**STORED RECORDS:**
*-*-*

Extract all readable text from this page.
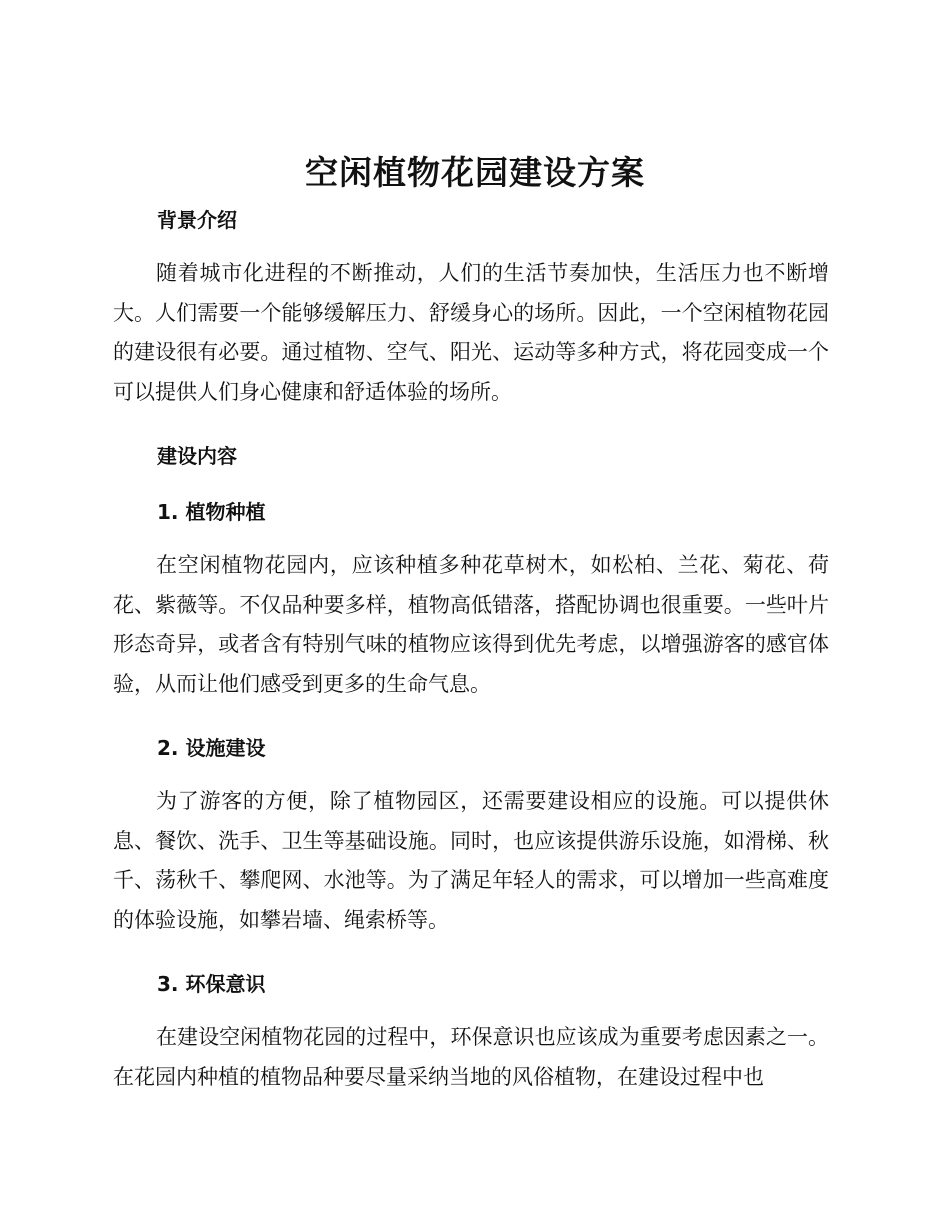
空闲植物花园建设方案
背景介绍

随着城市化进程的不断推动，人们的生活节奏加快，生活压力也不断增大。人们需要一个能够缓解压力、舒缓身心的场所。因此，一个空闲植物花园的建设很有必要。通过植物、空气、阳光、运动等多种方式，将花园变成一个可以提供人们身心健康和舒适体验的场所。

建设内容
1. 植物种植

在空闲植物花园内，应该种植多种花草树木，如松柏、兰花、菊花、荷花、紫薇等。不仅品种要多样，植物高低错落，搭配协调也很重要。一些叶片形态奇异，或者含有特别气味的植物应该得到优先考虑，以增强游客的感官体验，从而让他们感受到更多的生命气息。

2. 设施建设

为了游客的方便，除了植物园区，还需要建设相应的设施。可以提供休息、餐饮、洗手、卫生等基础设施。同时，也应该提供游乐设施，如滑梯、秋千、荡秋千、攀爬网、水池等。为了满足年轻人的需求，可以增加一些高难度的体验设施，如攀岩墙、绳索桥等。

3. 环保意识

在建设空闲植物花园的过程中，环保意识也应该成为重要考虑因素之一。在花园内种植的植物品种要尽量采纳当地的风俗植物，在建设过程中也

*-*-*

**EXERCISE AIM:** Every entry above is to be set down exactly; the pictures are to be left out.

**SOLVED PROBLEM:**
Extract all readable text from this page.
空闲植物花园建设方案
背景介绍

随着城市化进程的不断推动，人们的生活节奏加快，生活压力也不断增大。人们需要一个能够缓解压力、舒缓身心的场所。因此，一个空闲植物花园的建设很有必要。通过植物、空气、阳光、运动等多种方式，将花园变成一个可以提供人们身心健康和舒适体验的场所。

建设内容
1. 植物种植

在空闲植物花园内，应该种植多种花草树木，如松柏、兰花、菊花、荷花、紫薇等。不仅品种要多样，植物高低错落，搭配协调也很重要。一些叶片形态奇异，或者含有特别气味的植物应该得到优先考虑，以增强游客的感官体验，从而让他们感受到更多的生命气息。

2. 设施建设

为了游客的方便，除了植物园区，还需要建设相应的设施。可以提供休息、餐饮、洗手、卫生等基础设施。同时，也应该提供游乐设施，如滑梯、秋千、荡秋千、攀爬网、水池等。为了满足年轻人的需求，可以增加一些高难度的体验设施，如攀岩墙、绳索桥等。

3. 环保意识

在建设空闲植物花园的过程中，环保意识也应该成为重要考虑因素之一。在花园内种植的植物品种要尽量采纳当地的风俗植物，在建设过程中也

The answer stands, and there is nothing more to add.